THE REQUEST → Transcribe every entry word for word. Skip the pictures.

Records from a collection of figures:
# # # # # # #

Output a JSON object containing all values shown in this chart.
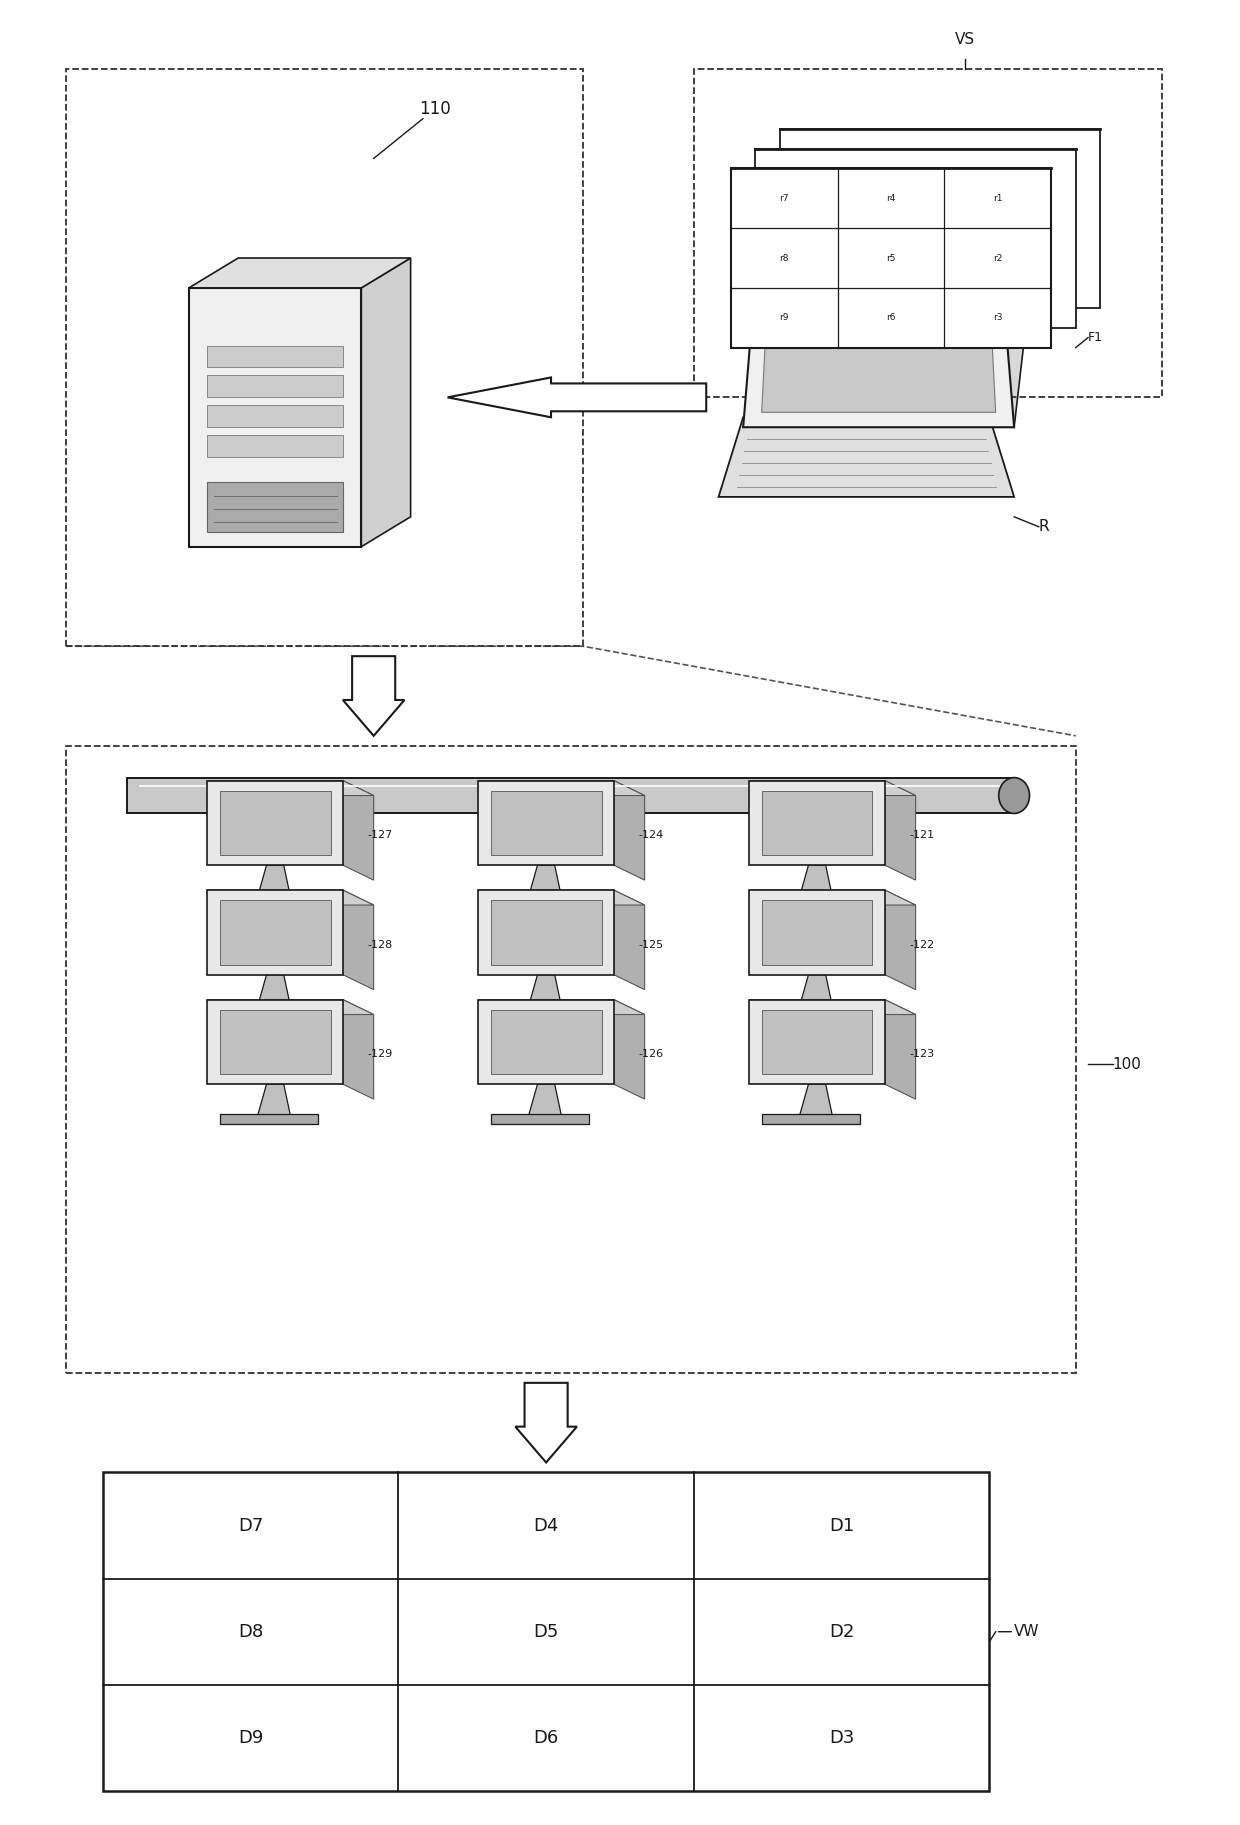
{
  "bg_color": "#ffffff",
  "line_color": "#1a1a1a",
  "fig_width": 12.4,
  "fig_height": 18.25,
  "grid_cells": [
    {
      "label": "D7",
      "col": 0,
      "row": 0
    },
    {
      "label": "D4",
      "col": 1,
      "row": 0
    },
    {
      "label": "D1",
      "col": 2,
      "row": 0
    },
    {
      "label": "D8",
      "col": 0,
      "row": 1
    },
    {
      "label": "D5",
      "col": 1,
      "row": 1
    },
    {
      "label": "D2",
      "col": 2,
      "row": 1
    },
    {
      "label": "D9",
      "col": 0,
      "row": 2
    },
    {
      "label": "D6",
      "col": 1,
      "row": 2
    },
    {
      "label": "D3",
      "col": 2,
      "row": 2
    }
  ],
  "frame_grid_cells": [
    {
      "label": "r7",
      "col": 0,
      "row": 0
    },
    {
      "label": "r4",
      "col": 1,
      "row": 0
    },
    {
      "label": "r1",
      "col": 2,
      "row": 0
    },
    {
      "label": "r8",
      "col": 0,
      "row": 1
    },
    {
      "label": "r5",
      "col": 1,
      "row": 1
    },
    {
      "label": "r2",
      "col": 2,
      "row": 1
    },
    {
      "label": "r9",
      "col": 0,
      "row": 2
    },
    {
      "label": "r6",
      "col": 1,
      "row": 2
    },
    {
      "label": "r3",
      "col": 2,
      "row": 2
    }
  ],
  "label_110": "110",
  "label_100": "100",
  "label_VS": "VS",
  "label_R": "R",
  "label_F1": "F1",
  "label_VW": "VW"
}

# # # # # # #

SOLUTION TO THIS EXERCISE →
Output a JSON object containing all values shown in this chart.
{
  "bg_color": "#ffffff",
  "line_color": "#1a1a1a",
  "fig_width": 12.4,
  "fig_height": 18.25,
  "grid_cells": [
    {
      "label": "D7",
      "col": 0,
      "row": 0
    },
    {
      "label": "D4",
      "col": 1,
      "row": 0
    },
    {
      "label": "D1",
      "col": 2,
      "row": 0
    },
    {
      "label": "D8",
      "col": 0,
      "row": 1
    },
    {
      "label": "D5",
      "col": 1,
      "row": 1
    },
    {
      "label": "D2",
      "col": 2,
      "row": 1
    },
    {
      "label": "D9",
      "col": 0,
      "row": 2
    },
    {
      "label": "D6",
      "col": 1,
      "row": 2
    },
    {
      "label": "D3",
      "col": 2,
      "row": 2
    }
  ],
  "frame_grid_cells": [
    {
      "label": "r7",
      "col": 0,
      "row": 0
    },
    {
      "label": "r4",
      "col": 1,
      "row": 0
    },
    {
      "label": "r1",
      "col": 2,
      "row": 0
    },
    {
      "label": "r8",
      "col": 0,
      "row": 1
    },
    {
      "label": "r5",
      "col": 1,
      "row": 1
    },
    {
      "label": "r2",
      "col": 2,
      "row": 1
    },
    {
      "label": "r9",
      "col": 0,
      "row": 2
    },
    {
      "label": "r6",
      "col": 1,
      "row": 2
    },
    {
      "label": "r3",
      "col": 2,
      "row": 2
    }
  ],
  "label_110": "110",
  "label_100": "100",
  "label_VS": "VS",
  "label_R": "R",
  "label_F1": "F1",
  "label_VW": "VW"
}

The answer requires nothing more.